- EXERCISE PROMPT -
Repeat the entries below exactly as they appear, with no pictures.

[Begin]

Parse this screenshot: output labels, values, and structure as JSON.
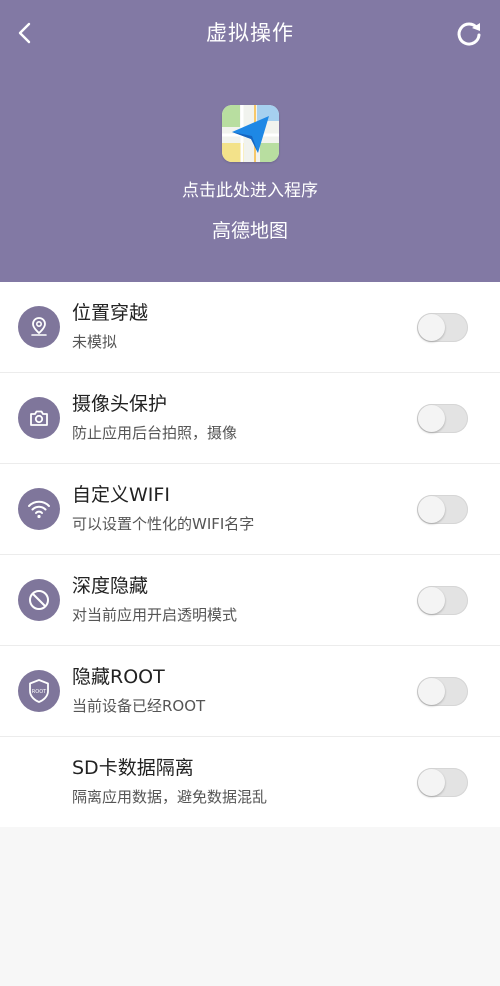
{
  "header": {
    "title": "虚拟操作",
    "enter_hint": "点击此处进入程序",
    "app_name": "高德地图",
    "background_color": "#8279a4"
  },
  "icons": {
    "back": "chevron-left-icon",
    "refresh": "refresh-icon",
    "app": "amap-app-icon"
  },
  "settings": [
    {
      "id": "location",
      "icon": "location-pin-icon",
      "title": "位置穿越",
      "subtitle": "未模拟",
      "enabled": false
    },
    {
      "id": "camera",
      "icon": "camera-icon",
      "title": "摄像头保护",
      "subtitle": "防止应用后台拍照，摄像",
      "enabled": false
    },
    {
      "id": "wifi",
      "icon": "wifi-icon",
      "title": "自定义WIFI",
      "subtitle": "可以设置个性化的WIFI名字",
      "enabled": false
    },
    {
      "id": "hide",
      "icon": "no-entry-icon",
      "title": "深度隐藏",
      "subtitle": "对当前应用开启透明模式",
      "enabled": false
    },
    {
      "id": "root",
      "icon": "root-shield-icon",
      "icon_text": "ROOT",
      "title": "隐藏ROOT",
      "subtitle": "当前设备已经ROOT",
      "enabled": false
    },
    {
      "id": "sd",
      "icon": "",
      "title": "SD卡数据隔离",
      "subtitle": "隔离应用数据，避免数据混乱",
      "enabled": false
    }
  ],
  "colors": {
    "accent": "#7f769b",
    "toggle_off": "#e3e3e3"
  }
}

[End]

- REPLY -
Parse this screenshot: output labels, values, and structure as JSON.
{
  "header": {
    "title": "虚拟操作",
    "enter_hint": "点击此处进入程序",
    "app_name": "高德地图",
    "background_color": "#8279a4"
  },
  "icons": {
    "back": "chevron-left-icon",
    "refresh": "refresh-icon",
    "app": "amap-app-icon"
  },
  "settings": [
    {
      "id": "location",
      "icon": "location-pin-icon",
      "title": "位置穿越",
      "subtitle": "未模拟",
      "enabled": false
    },
    {
      "id": "camera",
      "icon": "camera-icon",
      "title": "摄像头保护",
      "subtitle": "防止应用后台拍照，摄像",
      "enabled": false
    },
    {
      "id": "wifi",
      "icon": "wifi-icon",
      "title": "自定义WIFI",
      "subtitle": "可以设置个性化的WIFI名字",
      "enabled": false
    },
    {
      "id": "hide",
      "icon": "no-entry-icon",
      "title": "深度隐藏",
      "subtitle": "对当前应用开启透明模式",
      "enabled": false
    },
    {
      "id": "root",
      "icon": "root-shield-icon",
      "icon_text": "ROOT",
      "title": "隐藏ROOT",
      "subtitle": "当前设备已经ROOT",
      "enabled": false
    },
    {
      "id": "sd",
      "icon": "",
      "title": "SD卡数据隔离",
      "subtitle": "隔离应用数据，避免数据混乱",
      "enabled": false
    }
  ],
  "colors": {
    "accent": "#7f769b",
    "toggle_off": "#e3e3e3"
  }
}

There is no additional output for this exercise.